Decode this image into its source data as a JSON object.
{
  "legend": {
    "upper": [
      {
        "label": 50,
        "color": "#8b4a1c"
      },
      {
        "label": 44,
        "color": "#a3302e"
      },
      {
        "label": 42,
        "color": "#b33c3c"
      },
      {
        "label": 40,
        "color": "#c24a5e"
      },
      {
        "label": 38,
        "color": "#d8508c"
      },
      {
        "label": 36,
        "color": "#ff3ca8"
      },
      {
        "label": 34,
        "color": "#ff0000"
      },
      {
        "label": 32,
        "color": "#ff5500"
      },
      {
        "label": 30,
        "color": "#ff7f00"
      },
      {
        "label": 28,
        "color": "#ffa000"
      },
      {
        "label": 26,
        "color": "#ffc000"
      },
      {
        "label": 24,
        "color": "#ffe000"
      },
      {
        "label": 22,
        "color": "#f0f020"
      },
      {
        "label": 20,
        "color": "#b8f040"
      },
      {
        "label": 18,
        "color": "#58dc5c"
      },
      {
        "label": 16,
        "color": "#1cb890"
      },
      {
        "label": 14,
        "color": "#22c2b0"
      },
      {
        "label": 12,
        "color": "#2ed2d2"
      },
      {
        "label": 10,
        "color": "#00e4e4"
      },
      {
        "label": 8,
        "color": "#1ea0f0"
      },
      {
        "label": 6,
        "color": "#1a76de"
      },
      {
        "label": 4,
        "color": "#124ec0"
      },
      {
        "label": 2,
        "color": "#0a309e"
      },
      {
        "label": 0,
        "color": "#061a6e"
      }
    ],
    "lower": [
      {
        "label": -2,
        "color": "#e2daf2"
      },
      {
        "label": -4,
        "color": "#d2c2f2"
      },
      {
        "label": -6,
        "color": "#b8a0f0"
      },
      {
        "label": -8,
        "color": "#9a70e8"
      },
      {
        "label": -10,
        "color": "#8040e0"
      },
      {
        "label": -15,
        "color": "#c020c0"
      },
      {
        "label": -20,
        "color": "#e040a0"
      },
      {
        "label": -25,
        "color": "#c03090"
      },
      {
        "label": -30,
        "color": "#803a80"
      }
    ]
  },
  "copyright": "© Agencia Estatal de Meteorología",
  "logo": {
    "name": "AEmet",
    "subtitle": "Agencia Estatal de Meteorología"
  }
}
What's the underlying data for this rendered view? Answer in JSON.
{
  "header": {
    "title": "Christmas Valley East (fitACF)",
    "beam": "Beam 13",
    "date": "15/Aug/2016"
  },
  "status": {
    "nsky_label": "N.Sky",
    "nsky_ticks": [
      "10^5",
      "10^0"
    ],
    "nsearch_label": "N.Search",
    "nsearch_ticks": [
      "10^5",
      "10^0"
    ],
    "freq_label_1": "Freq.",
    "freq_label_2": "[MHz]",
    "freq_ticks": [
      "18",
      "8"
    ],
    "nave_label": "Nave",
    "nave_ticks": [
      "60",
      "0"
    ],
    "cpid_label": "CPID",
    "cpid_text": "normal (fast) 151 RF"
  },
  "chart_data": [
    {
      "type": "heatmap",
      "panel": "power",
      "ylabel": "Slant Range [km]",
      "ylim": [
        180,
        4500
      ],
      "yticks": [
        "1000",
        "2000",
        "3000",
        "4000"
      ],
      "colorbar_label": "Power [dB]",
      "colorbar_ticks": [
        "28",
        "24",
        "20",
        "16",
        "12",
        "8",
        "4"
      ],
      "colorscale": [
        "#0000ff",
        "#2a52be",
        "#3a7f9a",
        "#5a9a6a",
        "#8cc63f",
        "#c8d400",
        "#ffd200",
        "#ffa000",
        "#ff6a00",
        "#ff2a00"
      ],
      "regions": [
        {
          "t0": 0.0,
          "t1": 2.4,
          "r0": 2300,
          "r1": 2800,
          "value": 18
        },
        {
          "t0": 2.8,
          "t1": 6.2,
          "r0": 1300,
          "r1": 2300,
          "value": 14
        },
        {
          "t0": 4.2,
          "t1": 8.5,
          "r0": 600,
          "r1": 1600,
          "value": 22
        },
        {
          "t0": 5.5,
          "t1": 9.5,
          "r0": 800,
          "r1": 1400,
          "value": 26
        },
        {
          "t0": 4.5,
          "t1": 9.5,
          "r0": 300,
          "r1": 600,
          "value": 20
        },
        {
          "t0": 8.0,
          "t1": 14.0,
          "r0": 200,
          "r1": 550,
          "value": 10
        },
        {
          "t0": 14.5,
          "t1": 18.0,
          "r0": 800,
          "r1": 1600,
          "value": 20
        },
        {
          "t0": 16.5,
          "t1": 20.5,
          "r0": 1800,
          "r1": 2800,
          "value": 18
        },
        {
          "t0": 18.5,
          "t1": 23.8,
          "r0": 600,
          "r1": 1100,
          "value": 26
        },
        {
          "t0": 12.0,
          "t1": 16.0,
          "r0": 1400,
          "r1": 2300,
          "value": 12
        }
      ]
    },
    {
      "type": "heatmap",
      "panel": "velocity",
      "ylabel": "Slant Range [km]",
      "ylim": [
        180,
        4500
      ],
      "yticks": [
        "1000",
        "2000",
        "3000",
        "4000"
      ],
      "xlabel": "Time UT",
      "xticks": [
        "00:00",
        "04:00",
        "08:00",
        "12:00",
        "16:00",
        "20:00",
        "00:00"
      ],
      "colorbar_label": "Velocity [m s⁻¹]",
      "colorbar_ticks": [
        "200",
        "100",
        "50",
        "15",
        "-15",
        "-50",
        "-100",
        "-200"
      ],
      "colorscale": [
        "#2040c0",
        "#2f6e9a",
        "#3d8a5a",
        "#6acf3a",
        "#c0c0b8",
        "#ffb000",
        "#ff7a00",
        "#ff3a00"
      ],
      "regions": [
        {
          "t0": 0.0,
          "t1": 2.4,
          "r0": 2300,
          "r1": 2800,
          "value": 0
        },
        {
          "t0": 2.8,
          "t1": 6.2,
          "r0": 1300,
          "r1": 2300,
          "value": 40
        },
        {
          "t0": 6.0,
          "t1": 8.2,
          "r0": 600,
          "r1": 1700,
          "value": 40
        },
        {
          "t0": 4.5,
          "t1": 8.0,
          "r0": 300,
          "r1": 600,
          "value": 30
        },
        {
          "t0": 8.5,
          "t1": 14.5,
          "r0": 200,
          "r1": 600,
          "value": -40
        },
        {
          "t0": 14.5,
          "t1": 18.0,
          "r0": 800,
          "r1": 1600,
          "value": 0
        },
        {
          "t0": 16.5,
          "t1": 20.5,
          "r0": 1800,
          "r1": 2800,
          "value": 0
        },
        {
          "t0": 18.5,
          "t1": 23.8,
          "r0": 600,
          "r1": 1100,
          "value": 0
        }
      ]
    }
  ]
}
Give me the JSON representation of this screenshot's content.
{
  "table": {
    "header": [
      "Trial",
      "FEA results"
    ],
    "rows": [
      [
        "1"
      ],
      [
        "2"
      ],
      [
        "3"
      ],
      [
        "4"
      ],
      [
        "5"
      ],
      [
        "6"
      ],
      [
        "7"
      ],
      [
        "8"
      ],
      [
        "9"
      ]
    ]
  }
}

▶ [The request] Using the entries above, please restate each one word for word.

▶ [Reply to the exercise]
Decode this image into its source data as a JSON object.
{
  "legend": {
    "upper": [
      {
        "label": 50,
        "color": "#8b4a1c"
      },
      {
        "label": 44,
        "color": "#a3302e"
      },
      {
        "label": 42,
        "color": "#b33c3c"
      },
      {
        "label": 40,
        "color": "#c24a5e"
      },
      {
        "label": 38,
        "color": "#d8508c"
      },
      {
        "label": 36,
        "color": "#ff3ca8"
      },
      {
        "label": 34,
        "color": "#ff0000"
      },
      {
        "label": 32,
        "color": "#ff5500"
      },
      {
        "label": 30,
        "color": "#ff7f00"
      },
      {
        "label": 28,
        "color": "#ffa000"
      },
      {
        "label": 26,
        "color": "#ffc000"
      },
      {
        "label": 24,
        "color": "#ffe000"
      },
      {
        "label": 22,
        "color": "#f0f020"
      },
      {
        "label": 20,
        "color": "#b8f040"
      },
      {
        "label": 18,
        "color": "#58dc5c"
      },
      {
        "label": 16,
        "color": "#1cb890"
      },
      {
        "label": 14,
        "color": "#22c2b0"
      },
      {
        "label": 12,
        "color": "#2ed2d2"
      },
      {
        "label": 10,
        "color": "#00e4e4"
      },
      {
        "label": 8,
        "color": "#1ea0f0"
      },
      {
        "label": 6,
        "color": "#1a76de"
      },
      {
        "label": 4,
        "color": "#124ec0"
      },
      {
        "label": 2,
        "color": "#0a309e"
      },
      {
        "label": 0,
        "color": "#061a6e"
      }
    ],
    "lower": [
      {
        "label": -2,
        "color": "#e2daf2"
      },
      {
        "label": -4,
        "color": "#d2c2f2"
      },
      {
        "label": -6,
        "color": "#b8a0f0"
      },
      {
        "label": -8,
        "color": "#9a70e8"
      },
      {
        "label": -10,
        "color": "#8040e0"
      },
      {
        "label": -15,
        "color": "#c020c0"
      },
      {
        "label": -20,
        "color": "#e040a0"
      },
      {
        "label": -25,
        "color": "#c03090"
      },
      {
        "label": -30,
        "color": "#803a80"
      }
    ]
  },
  "copyright": "© Agencia Estatal de Meteorología",
  "logo": {
    "name": "AEmet",
    "subtitle": "Agencia Estatal de Meteorología"
  }
}
What's the underlying data for this rendered view? Answer in JSON.
{
  "header": {
    "title": "Christmas Valley East (fitACF)",
    "beam": "Beam 13",
    "date": "15/Aug/2016"
  },
  "status": {
    "nsky_label": "N.Sky",
    "nsky_ticks": [
      "10^5",
      "10^0"
    ],
    "nsearch_label": "N.Search",
    "nsearch_ticks": [
      "10^5",
      "10^0"
    ],
    "freq_label_1": "Freq.",
    "freq_label_2": "[MHz]",
    "freq_ticks": [
      "18",
      "8"
    ],
    "nave_label": "Nave",
    "nave_ticks": [
      "60",
      "0"
    ],
    "cpid_label": "CPID",
    "cpid_text": "normal (fast) 151 RF"
  },
  "chart_data": [
    {
      "type": "heatmap",
      "panel": "power",
      "ylabel": "Slant Range [km]",
      "ylim": [
        180,
        4500
      ],
      "yticks": [
        "1000",
        "2000",
        "3000",
        "4000"
      ],
      "colorbar_label": "Power [dB]",
      "colorbar_ticks": [
        "28",
        "24",
        "20",
        "16",
        "12",
        "8",
        "4"
      ],
      "colorscale": [
        "#0000ff",
        "#2a52be",
        "#3a7f9a",
        "#5a9a6a",
        "#8cc63f",
        "#c8d400",
        "#ffd200",
        "#ffa000",
        "#ff6a00",
        "#ff2a00"
      ],
      "regions": [
        {
          "t0": 0.0,
          "t1": 2.4,
          "r0": 2300,
          "r1": 2800,
          "value": 18
        },
        {
          "t0": 2.8,
          "t1": 6.2,
          "r0": 1300,
          "r1": 2300,
          "value": 14
        },
        {
          "t0": 4.2,
          "t1": 8.5,
          "r0": 600,
          "r1": 1600,
          "value": 22
        },
        {
          "t0": 5.5,
          "t1": 9.5,
          "r0": 800,
          "r1": 1400,
          "value": 26
        },
        {
          "t0": 4.5,
          "t1": 9.5,
          "r0": 300,
          "r1": 600,
          "value": 20
        },
        {
          "t0": 8.0,
          "t1": 14.0,
          "r0": 200,
          "r1": 550,
          "value": 10
        },
        {
          "t0": 14.5,
          "t1": 18.0,
          "r0": 800,
          "r1": 1600,
          "value": 20
        },
        {
          "t0": 16.5,
          "t1": 20.5,
          "r0": 1800,
          "r1": 2800,
          "value": 18
        },
        {
          "t0": 18.5,
          "t1": 23.8,
          "r0": 600,
          "r1": 1100,
          "value": 26
        },
        {
          "t0": 12.0,
          "t1": 16.0,
          "r0": 1400,
          "r1": 2300,
          "value": 12
        }
      ]
    },
    {
      "type": "heatmap",
      "panel": "velocity",
      "ylabel": "Slant Range [km]",
      "ylim": [
        180,
        4500
      ],
      "yticks": [
        "1000",
        "2000",
        "3000",
        "4000"
      ],
      "xlabel": "Time UT",
      "xticks": [
        "00:00",
        "04:00",
        "08:00",
        "12:00",
        "16:00",
        "20:00",
        "00:00"
      ],
      "colorbar_label": "Velocity [m s⁻¹]",
      "colorbar_ticks": [
        "200",
        "100",
        "50",
        "15",
        "-15",
        "-50",
        "-100",
        "-200"
      ],
      "colorscale": [
        "#2040c0",
        "#2f6e9a",
        "#3d8a5a",
        "#6acf3a",
        "#c0c0b8",
        "#ffb000",
        "#ff7a00",
        "#ff3a00"
      ],
      "regions": [
        {
          "t0": 0.0,
          "t1": 2.4,
          "r0": 2300,
          "r1": 2800,
          "value": 0
        },
        {
          "t0": 2.8,
          "t1": 6.2,
          "r0": 1300,
          "r1": 2300,
          "value": 40
        },
        {
          "t0": 6.0,
          "t1": 8.2,
          "r0": 600,
          "r1": 1700,
          "value": 40
        },
        {
          "t0": 4.5,
          "t1": 8.0,
          "r0": 300,
          "r1": 600,
          "value": 30
        },
        {
          "t0": 8.5,
          "t1": 14.5,
          "r0": 200,
          "r1": 600,
          "value": -40
        },
        {
          "t0": 14.5,
          "t1": 18.0,
          "r0": 800,
          "r1": 1600,
          "value": 0
        },
        {
          "t0": 16.5,
          "t1": 20.5,
          "r0": 1800,
          "r1": 2800,
          "value": 0
        },
        {
          "t0": 18.5,
          "t1": 23.8,
          "r0": 600,
          "r1": 1100,
          "value": 0
        }
      ]
    }
  ]
}
Give me the JSON representation of this screenshot's content.
{
  "table": {
    "header": [
      "Trial",
      "FEA results"
    ],
    "rows": [
      [
        "1"
      ],
      [
        "2"
      ],
      [
        "3"
      ],
      [
        "4"
      ],
      [
        "5"
      ],
      [
        "6"
      ],
      [
        "7"
      ],
      [
        "8"
      ],
      [
        "9"
      ]
    ]
  }
}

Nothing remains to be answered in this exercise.